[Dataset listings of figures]
■ ■ ■ ■ ■

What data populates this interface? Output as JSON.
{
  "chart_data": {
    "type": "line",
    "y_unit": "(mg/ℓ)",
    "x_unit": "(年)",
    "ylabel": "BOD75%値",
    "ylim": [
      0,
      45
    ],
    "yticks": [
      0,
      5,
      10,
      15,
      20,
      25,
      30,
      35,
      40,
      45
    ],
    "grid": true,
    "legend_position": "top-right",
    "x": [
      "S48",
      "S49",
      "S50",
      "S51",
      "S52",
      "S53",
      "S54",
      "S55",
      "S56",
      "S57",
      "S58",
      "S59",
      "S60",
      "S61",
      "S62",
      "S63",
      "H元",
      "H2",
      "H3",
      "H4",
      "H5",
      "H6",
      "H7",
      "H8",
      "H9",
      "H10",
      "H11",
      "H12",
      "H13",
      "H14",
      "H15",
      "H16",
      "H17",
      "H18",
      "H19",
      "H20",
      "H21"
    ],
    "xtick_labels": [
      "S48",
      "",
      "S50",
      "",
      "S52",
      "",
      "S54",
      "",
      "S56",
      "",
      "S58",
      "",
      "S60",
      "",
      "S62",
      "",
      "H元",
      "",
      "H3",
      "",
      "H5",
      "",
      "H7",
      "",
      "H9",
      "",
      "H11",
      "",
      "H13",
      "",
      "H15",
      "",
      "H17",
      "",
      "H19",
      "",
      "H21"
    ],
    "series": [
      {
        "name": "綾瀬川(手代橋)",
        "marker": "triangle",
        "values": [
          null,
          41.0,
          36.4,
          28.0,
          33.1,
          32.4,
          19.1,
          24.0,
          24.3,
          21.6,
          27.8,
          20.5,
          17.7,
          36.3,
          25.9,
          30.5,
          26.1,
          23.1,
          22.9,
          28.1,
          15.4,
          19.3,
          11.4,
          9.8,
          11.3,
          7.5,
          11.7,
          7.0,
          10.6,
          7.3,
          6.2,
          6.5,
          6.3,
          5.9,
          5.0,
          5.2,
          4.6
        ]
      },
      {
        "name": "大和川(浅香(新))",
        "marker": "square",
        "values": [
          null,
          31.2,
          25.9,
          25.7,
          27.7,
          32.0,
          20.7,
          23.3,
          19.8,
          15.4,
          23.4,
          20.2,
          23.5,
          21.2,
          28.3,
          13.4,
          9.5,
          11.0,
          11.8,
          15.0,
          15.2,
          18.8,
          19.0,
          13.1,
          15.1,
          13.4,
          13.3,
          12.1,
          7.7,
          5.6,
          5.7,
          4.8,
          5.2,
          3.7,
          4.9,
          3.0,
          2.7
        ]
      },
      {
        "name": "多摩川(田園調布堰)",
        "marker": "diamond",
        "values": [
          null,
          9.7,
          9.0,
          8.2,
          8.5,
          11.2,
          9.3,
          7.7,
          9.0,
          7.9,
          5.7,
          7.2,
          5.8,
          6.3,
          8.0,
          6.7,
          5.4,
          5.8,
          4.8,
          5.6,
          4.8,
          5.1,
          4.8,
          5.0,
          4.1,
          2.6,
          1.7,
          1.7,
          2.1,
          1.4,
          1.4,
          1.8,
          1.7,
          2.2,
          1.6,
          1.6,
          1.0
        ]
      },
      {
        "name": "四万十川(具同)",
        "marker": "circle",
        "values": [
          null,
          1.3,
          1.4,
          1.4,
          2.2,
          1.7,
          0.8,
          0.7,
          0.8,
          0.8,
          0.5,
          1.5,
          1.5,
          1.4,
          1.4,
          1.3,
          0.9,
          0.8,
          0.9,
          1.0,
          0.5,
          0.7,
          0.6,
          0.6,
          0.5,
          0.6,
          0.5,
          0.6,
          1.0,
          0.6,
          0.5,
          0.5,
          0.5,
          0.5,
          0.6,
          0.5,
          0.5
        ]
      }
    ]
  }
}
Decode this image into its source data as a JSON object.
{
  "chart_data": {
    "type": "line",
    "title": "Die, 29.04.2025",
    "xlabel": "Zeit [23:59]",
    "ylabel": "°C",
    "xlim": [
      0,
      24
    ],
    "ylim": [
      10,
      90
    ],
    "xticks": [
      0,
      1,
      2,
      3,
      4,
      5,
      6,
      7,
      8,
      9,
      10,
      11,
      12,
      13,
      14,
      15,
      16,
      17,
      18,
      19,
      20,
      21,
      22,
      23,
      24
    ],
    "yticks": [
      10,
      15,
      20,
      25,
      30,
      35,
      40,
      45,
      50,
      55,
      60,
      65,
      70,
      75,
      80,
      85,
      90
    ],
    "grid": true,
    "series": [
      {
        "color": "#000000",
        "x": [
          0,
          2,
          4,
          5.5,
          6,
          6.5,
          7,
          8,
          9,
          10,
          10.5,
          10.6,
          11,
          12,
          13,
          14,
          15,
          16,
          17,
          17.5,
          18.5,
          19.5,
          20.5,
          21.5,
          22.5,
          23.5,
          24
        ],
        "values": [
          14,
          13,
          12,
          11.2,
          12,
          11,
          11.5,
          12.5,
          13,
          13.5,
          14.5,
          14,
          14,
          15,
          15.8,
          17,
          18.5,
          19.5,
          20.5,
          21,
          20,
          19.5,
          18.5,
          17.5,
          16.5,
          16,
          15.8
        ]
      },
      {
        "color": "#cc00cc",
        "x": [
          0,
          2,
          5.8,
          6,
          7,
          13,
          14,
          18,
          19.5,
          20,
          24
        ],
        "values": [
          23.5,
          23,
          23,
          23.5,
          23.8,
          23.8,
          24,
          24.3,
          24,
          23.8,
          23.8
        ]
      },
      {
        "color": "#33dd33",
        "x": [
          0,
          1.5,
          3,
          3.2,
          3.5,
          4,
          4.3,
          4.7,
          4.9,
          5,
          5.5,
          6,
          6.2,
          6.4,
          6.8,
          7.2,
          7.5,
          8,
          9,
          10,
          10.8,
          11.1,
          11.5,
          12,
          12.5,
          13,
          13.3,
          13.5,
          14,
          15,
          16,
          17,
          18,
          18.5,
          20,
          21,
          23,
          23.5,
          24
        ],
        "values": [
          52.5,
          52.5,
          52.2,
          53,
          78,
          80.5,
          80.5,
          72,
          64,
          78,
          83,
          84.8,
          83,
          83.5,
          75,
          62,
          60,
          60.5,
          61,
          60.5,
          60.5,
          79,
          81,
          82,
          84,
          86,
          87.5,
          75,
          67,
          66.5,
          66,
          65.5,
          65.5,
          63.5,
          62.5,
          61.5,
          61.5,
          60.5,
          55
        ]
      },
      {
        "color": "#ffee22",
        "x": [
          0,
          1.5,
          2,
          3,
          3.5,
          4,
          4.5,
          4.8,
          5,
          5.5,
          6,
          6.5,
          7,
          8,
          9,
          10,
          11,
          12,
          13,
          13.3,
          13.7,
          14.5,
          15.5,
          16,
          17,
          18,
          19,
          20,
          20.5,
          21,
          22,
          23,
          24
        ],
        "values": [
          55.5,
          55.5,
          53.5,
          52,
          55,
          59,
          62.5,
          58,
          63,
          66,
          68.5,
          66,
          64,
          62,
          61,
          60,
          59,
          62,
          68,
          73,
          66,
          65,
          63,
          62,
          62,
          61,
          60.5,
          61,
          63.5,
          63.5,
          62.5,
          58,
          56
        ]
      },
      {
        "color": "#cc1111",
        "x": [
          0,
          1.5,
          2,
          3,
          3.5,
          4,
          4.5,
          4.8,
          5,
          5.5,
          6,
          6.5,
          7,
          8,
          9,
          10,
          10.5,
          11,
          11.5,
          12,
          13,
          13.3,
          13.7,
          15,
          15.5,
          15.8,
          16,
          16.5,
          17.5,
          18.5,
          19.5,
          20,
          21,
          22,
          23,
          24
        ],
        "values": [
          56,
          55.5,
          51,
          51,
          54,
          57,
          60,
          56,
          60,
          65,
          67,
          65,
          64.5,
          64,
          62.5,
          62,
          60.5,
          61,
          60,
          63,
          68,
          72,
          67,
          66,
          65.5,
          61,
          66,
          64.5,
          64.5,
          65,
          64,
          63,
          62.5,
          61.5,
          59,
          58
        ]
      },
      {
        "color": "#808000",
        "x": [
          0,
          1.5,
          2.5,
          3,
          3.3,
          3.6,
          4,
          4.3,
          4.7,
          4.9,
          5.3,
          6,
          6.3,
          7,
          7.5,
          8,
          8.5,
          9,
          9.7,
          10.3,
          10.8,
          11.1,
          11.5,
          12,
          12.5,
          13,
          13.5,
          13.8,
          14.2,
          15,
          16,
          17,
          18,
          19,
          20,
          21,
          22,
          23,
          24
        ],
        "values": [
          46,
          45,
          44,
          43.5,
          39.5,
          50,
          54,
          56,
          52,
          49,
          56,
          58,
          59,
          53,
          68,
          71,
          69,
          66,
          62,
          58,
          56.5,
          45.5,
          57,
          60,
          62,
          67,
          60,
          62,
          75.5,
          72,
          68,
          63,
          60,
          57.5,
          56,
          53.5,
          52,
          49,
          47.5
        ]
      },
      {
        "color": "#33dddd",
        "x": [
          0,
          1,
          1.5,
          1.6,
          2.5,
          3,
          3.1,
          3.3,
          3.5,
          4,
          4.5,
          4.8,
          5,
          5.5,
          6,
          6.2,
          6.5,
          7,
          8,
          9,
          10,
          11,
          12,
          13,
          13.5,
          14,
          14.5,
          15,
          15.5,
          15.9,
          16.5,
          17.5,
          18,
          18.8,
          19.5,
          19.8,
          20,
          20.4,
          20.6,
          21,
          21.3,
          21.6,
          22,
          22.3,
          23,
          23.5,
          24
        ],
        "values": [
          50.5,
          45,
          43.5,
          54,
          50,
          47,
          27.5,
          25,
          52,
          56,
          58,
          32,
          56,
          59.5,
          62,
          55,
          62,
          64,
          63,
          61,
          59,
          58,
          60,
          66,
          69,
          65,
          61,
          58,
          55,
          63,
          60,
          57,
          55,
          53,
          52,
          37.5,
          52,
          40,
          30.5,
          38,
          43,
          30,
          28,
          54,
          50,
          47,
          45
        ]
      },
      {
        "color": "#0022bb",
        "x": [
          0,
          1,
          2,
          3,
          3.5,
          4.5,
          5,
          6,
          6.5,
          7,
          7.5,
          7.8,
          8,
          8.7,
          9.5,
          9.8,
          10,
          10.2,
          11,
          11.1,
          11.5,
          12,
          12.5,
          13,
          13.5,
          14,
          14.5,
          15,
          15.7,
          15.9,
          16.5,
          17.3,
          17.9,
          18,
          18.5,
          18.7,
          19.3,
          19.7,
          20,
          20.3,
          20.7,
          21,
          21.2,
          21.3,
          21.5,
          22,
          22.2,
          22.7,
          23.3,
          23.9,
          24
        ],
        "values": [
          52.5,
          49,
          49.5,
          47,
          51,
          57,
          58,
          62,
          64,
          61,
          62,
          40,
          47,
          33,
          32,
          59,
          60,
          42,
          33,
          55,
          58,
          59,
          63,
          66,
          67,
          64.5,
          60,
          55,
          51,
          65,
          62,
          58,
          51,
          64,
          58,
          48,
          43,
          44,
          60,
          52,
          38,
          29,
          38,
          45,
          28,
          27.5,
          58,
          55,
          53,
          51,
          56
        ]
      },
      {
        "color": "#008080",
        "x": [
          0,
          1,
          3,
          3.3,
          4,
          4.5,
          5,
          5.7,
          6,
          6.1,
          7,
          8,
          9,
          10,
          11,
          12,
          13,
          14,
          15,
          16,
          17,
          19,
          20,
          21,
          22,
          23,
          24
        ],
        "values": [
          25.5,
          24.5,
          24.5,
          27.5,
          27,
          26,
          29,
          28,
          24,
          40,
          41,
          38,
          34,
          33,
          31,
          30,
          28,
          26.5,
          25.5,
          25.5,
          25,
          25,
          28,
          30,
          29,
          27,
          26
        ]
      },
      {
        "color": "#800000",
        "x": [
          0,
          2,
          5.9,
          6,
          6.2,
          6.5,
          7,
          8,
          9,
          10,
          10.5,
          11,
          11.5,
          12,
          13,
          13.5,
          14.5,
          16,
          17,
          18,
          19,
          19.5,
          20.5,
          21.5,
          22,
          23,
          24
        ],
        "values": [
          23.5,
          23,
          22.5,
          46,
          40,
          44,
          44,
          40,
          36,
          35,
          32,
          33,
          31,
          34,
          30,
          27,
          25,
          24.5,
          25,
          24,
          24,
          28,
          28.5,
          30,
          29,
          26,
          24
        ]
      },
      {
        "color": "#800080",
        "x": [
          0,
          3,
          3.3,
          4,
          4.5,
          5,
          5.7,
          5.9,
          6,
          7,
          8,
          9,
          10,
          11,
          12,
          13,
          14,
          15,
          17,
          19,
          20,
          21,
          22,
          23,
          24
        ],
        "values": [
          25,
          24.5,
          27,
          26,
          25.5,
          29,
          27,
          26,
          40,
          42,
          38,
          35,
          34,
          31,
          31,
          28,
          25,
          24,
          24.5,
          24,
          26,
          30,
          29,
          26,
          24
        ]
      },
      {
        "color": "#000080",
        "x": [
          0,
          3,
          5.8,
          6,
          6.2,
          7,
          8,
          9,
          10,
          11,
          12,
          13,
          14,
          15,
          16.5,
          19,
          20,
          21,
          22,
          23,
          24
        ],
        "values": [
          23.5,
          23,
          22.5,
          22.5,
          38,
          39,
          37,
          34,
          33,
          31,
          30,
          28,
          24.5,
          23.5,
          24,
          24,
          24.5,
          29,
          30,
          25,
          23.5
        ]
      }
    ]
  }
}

■ ■ ■ ■ ■

Copy out each line in the listing that has the word "JSON".

What data populates this interface? Output as JSON.
Decode this image into its source data as a JSON object.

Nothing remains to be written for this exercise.